[Start TEXT EXCERPT]

Each pre-doctoral fellow earns a PhD in a social science discipline or from a professional school at the University while participating in a common program of courses, workshops, and a 2-year field placement with a participating research-practice partnership in the education field. These experiences will prepare students to contribute to bringing research to bear on the enactment of an ambitious five-year plan for improvement devised by the Chicago Public Schools.
An Interdisciplinary Community
This program offers students an opportunity to join a diverse, interdisciplinary community collaborating to better understand how to increase the coherence and effectiveness of interventions to reduce educational inequality. This program draws on the expertise of world-class faculty and practitioners from diverse disciplines across the University. It is therefore an ideal opportunity for students interested in combining methodologically rigorous social science inquiry with the multidisciplinary and creative thinking necessary for using research to improve public schooling. We seek students who are diverse in disciplinary orientation, personal background and experience to join this collective effort.
Prospective students must apply and be accepted to a full-time doctoral program in a relevant social science discipline or from a participating professional school. See below for information on how to apply to this program.
Inequality in educational opportunity and outcomes is created over the course of childhood and adolescence through the cumulative effects of environmental experiences that occur at home and at school. As such, it is not possible to overcome the challenge of educational inequality by a list of unrelated interventions, no matter how effective each is by itself over the short term.
It follows that any serious attempt to significantly increase opportunity for historically disadvantaged children and youth must mobilize the most important adults in a child’s life to act effectively and in concert toward common aims. Each intervention must therefore build on the success of interventions at earlier stages of development and create a foundation for the success of later interventions. These sources of coherence appear to be crucial to address the challenge of overcoming the multiple disadvantages that face many less-privileged youth.
Our program focuses on creating coherence in interventions across two axes. We say that a set of interventions is contextually coherent if, in combination, they mobilize the most important adults in a child’s life to act effectively and in concert toward common aims; and that such a set of interventions is cumulatively coherent if an intervention at one stage of child development builds on the success of past interventions and creates a foundation for the success of later interventions.
The fact that successful, cumulative educational interventions require an understanding of multiple kinds of challenges to disadvantaged youth today is what grounds our Pre-Doctoral Program’s focus on mobilizing interdisciplinary knowledge in support of local school improvement. Our Committee on Education faculty in the Departments of Psychology and Comparative Human Development are internationally known experts on how children learn to speak, read, write and reason mathematically, at home and at school, even as they learn how to regulate their behavior and interact effectively with diverse others. Our faculty in the Departments of Sociology, Comparative Human Development, and in the School of Social Service Administration know a great deal about the work of teaching and how school organization can support that work. Our faculty in the Department of Economics and the Harris School of Public Policy are widely recognized experts in how policies generate incentives for teachers and students and how inequality in access to information drives inequality of outcomes as parents and students make choices about where to go to school. To build a coherent research agenda that can change lives requires that students and faculty possessing these sources of expertise join together to evaluate the theoretical foundations of proposed interventions and the evidentiary claims of new findings.

[End TEXT EXCERPT]
[Start LISTED RECORDS]

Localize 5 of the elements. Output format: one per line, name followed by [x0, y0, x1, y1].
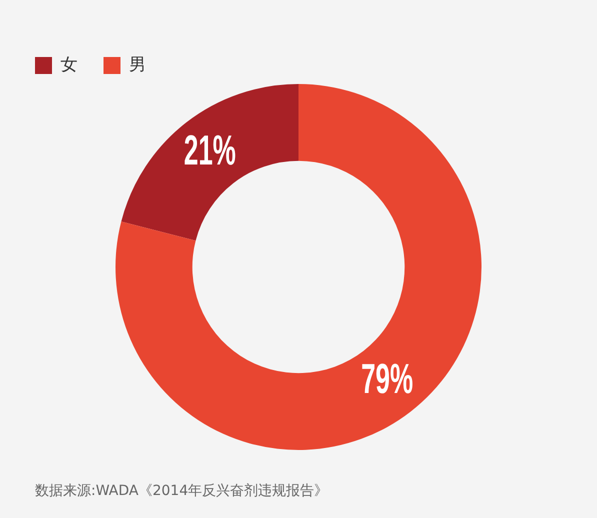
data-label: 21% [184, 127, 236, 174]
legend-label: 男 [129, 54, 146, 75]
source-note: 数据来源:WADA《2014年反兴奋剂违规报告》 [35, 482, 328, 500]
data-label: 79% [361, 356, 414, 402]
legend-label: 女 [60, 54, 78, 75]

[End LISTED RECORDS]

REQUIREMENT 1 — What is the Spanish translation of the sentence "Our program focuses on creating coherence in interventions across two axes." from the pre-doctoral program description?
REQUIREMENT 2 — Can you reproduce the whole listing with "Localize" replaced by "Locate", leaving everything else untouched and the pictures out?

TASK SOLUTION 1 — Nuestro programa se centra en crear coherencia en las intervenciones a lo largo de dos ejes.

TASK SOLUTION 2 —
Locate 5 of the elements. Output format: one per line, name followed by [x0, y0, x1, y1].
data-label: 21% [184, 127, 236, 174]
legend-label: 男 [129, 54, 146, 75]
source-note: 数据来源:WADA《2014年反兴奋剂违规报告》 [35, 482, 328, 500]
data-label: 79% [361, 356, 414, 402]
legend-label: 女 [60, 54, 78, 75]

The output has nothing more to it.